#### [Problem]
Count how many lines include "nazwisko" and answer with that number only.

**** Exercise materials ****

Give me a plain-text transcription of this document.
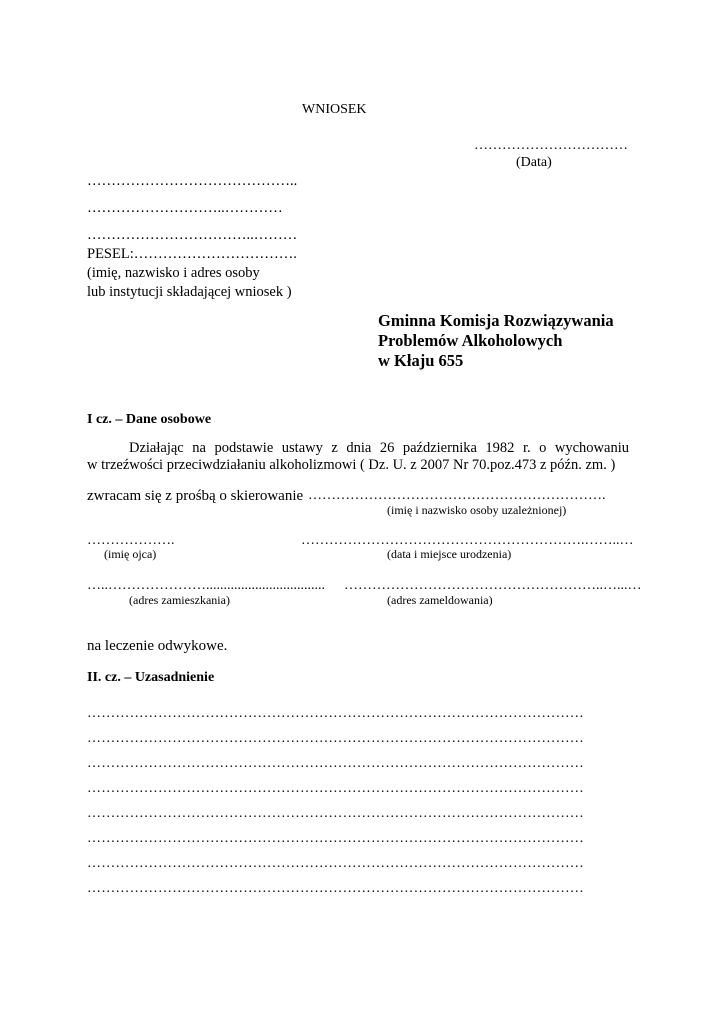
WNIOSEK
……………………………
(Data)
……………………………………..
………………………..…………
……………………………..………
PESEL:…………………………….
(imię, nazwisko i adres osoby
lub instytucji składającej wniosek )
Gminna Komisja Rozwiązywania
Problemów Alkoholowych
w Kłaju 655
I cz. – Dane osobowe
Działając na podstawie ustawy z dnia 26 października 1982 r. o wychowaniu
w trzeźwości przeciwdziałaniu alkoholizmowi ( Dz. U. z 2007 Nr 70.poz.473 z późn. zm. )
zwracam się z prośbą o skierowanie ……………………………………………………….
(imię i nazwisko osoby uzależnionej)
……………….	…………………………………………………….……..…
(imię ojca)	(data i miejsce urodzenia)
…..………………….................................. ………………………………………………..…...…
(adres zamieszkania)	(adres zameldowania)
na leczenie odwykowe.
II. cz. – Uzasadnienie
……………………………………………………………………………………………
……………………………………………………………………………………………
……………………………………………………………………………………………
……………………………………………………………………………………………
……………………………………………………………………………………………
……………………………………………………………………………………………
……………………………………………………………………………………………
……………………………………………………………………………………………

****
**** Exercise materials ****

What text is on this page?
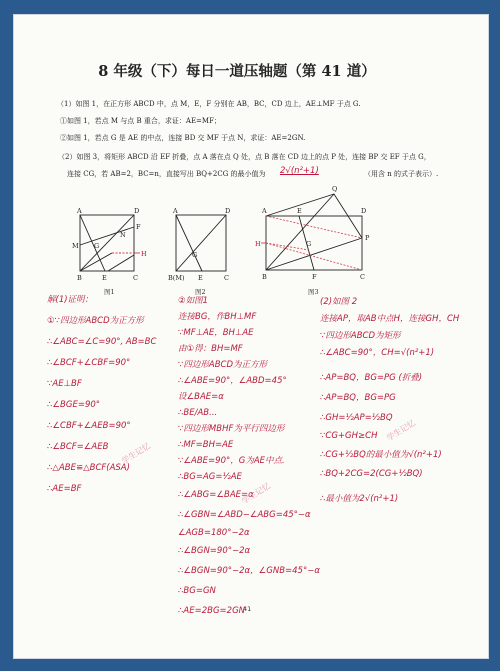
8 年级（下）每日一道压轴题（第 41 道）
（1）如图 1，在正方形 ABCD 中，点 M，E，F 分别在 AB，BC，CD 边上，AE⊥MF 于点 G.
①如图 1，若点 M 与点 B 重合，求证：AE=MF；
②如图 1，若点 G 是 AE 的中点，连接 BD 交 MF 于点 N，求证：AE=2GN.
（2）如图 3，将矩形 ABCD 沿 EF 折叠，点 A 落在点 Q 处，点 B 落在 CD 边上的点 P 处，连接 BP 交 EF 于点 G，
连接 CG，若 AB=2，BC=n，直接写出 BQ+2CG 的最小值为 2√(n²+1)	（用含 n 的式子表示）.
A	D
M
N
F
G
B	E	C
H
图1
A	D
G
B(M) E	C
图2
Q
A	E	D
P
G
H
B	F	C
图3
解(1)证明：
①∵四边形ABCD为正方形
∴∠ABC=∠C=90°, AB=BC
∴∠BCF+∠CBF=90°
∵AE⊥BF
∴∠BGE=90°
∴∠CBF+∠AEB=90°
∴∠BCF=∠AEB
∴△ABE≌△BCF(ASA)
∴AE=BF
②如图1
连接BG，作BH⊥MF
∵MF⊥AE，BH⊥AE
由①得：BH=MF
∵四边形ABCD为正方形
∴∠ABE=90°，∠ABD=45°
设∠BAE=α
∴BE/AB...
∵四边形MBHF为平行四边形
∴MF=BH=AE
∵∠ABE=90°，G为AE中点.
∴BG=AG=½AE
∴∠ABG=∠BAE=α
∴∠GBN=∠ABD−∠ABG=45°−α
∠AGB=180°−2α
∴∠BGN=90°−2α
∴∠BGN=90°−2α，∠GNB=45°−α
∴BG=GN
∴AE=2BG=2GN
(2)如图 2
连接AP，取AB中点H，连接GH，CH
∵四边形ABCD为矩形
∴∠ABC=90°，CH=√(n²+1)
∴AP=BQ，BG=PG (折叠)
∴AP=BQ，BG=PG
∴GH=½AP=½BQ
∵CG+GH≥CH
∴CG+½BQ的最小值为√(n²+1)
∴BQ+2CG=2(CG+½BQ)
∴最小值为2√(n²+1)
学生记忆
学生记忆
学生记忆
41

****

#### [Worked solution]
2